Start of LISTED RECORDS
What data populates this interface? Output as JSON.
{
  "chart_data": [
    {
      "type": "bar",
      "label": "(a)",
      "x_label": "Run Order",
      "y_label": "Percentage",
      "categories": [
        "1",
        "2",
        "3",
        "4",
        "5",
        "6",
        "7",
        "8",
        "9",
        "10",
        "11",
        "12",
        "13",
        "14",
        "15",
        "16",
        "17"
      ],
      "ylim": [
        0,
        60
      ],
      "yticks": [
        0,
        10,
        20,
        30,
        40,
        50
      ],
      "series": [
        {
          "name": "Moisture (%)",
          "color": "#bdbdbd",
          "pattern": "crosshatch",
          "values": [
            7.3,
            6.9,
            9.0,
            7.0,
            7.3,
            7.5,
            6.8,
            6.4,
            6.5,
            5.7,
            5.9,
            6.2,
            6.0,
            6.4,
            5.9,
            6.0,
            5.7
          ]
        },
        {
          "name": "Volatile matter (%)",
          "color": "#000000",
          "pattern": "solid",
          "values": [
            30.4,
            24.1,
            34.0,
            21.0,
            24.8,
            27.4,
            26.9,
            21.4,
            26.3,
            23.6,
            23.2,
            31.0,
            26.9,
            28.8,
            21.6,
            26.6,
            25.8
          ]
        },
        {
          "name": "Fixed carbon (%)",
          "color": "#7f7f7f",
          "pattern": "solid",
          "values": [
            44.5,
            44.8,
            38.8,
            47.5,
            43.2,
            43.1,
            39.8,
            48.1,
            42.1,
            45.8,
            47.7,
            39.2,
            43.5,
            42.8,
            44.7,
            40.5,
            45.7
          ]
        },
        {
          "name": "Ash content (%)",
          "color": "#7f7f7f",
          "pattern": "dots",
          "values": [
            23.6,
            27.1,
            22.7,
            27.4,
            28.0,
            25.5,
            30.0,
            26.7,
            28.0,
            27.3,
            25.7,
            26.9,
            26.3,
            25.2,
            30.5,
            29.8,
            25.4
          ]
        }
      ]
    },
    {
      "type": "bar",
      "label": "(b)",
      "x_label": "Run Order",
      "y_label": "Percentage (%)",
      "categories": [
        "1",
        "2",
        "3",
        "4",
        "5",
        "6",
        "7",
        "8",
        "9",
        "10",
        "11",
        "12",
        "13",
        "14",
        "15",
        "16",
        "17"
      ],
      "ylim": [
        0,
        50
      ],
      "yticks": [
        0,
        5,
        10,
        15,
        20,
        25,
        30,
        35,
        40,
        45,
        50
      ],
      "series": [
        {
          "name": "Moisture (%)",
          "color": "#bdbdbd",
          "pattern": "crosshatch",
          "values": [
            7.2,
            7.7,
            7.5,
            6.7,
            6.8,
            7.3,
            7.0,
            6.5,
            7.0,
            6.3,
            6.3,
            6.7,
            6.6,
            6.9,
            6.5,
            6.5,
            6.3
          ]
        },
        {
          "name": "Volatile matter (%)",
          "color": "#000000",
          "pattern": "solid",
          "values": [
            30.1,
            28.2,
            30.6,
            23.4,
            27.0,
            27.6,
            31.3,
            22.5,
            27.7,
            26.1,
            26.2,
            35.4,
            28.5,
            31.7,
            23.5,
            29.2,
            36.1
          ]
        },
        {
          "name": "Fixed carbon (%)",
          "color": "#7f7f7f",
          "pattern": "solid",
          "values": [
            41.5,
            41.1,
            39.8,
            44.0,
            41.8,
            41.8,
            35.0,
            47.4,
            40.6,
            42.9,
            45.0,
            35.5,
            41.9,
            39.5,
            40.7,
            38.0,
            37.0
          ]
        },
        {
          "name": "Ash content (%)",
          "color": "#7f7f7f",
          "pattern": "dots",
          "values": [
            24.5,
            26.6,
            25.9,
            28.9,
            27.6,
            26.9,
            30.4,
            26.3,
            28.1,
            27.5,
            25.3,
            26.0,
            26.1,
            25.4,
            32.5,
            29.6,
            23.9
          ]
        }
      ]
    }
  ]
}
End of LISTED RECORDS
WRITTEN PROBLEM - Copy down the whole of the data above, matching it exactly.

SOLUTION TO THIS TASK -
What data populates this interface? Output as JSON.
{
  "chart_data": [
    {
      "type": "bar",
      "label": "(a)",
      "x_label": "Run Order",
      "y_label": "Percentage",
      "categories": [
        "1",
        "2",
        "3",
        "4",
        "5",
        "6",
        "7",
        "8",
        "9",
        "10",
        "11",
        "12",
        "13",
        "14",
        "15",
        "16",
        "17"
      ],
      "ylim": [
        0,
        60
      ],
      "yticks": [
        0,
        10,
        20,
        30,
        40,
        50
      ],
      "series": [
        {
          "name": "Moisture (%)",
          "color": "#bdbdbd",
          "pattern": "crosshatch",
          "values": [
            7.3,
            6.9,
            9.0,
            7.0,
            7.3,
            7.5,
            6.8,
            6.4,
            6.5,
            5.7,
            5.9,
            6.2,
            6.0,
            6.4,
            5.9,
            6.0,
            5.7
          ]
        },
        {
          "name": "Volatile matter (%)",
          "color": "#000000",
          "pattern": "solid",
          "values": [
            30.4,
            24.1,
            34.0,
            21.0,
            24.8,
            27.4,
            26.9,
            21.4,
            26.3,
            23.6,
            23.2,
            31.0,
            26.9,
            28.8,
            21.6,
            26.6,
            25.8
          ]
        },
        {
          "name": "Fixed carbon (%)",
          "color": "#7f7f7f",
          "pattern": "solid",
          "values": [
            44.5,
            44.8,
            38.8,
            47.5,
            43.2,
            43.1,
            39.8,
            48.1,
            42.1,
            45.8,
            47.7,
            39.2,
            43.5,
            42.8,
            44.7,
            40.5,
            45.7
          ]
        },
        {
          "name": "Ash content (%)",
          "color": "#7f7f7f",
          "pattern": "dots",
          "values": [
            23.6,
            27.1,
            22.7,
            27.4,
            28.0,
            25.5,
            30.0,
            26.7,
            28.0,
            27.3,
            25.7,
            26.9,
            26.3,
            25.2,
            30.5,
            29.8,
            25.4
          ]
        }
      ]
    },
    {
      "type": "bar",
      "label": "(b)",
      "x_label": "Run Order",
      "y_label": "Percentage (%)",
      "categories": [
        "1",
        "2",
        "3",
        "4",
        "5",
        "6",
        "7",
        "8",
        "9",
        "10",
        "11",
        "12",
        "13",
        "14",
        "15",
        "16",
        "17"
      ],
      "ylim": [
        0,
        50
      ],
      "yticks": [
        0,
        5,
        10,
        15,
        20,
        25,
        30,
        35,
        40,
        45,
        50
      ],
      "series": [
        {
          "name": "Moisture (%)",
          "color": "#bdbdbd",
          "pattern": "crosshatch",
          "values": [
            7.2,
            7.7,
            7.5,
            6.7,
            6.8,
            7.3,
            7.0,
            6.5,
            7.0,
            6.3,
            6.3,
            6.7,
            6.6,
            6.9,
            6.5,
            6.5,
            6.3
          ]
        },
        {
          "name": "Volatile matter (%)",
          "color": "#000000",
          "pattern": "solid",
          "values": [
            30.1,
            28.2,
            30.6,
            23.4,
            27.0,
            27.6,
            31.3,
            22.5,
            27.7,
            26.1,
            26.2,
            35.4,
            28.5,
            31.7,
            23.5,
            29.2,
            36.1
          ]
        },
        {
          "name": "Fixed carbon (%)",
          "color": "#7f7f7f",
          "pattern": "solid",
          "values": [
            41.5,
            41.1,
            39.8,
            44.0,
            41.8,
            41.8,
            35.0,
            47.4,
            40.6,
            42.9,
            45.0,
            35.5,
            41.9,
            39.5,
            40.7,
            38.0,
            37.0
          ]
        },
        {
          "name": "Ash content (%)",
          "color": "#7f7f7f",
          "pattern": "dots",
          "values": [
            24.5,
            26.6,
            25.9,
            28.9,
            27.6,
            26.9,
            30.4,
            26.3,
            28.1,
            27.5,
            25.3,
            26.0,
            26.1,
            25.4,
            32.5,
            29.6,
            23.9
          ]
        }
      ]
    }
  ]
}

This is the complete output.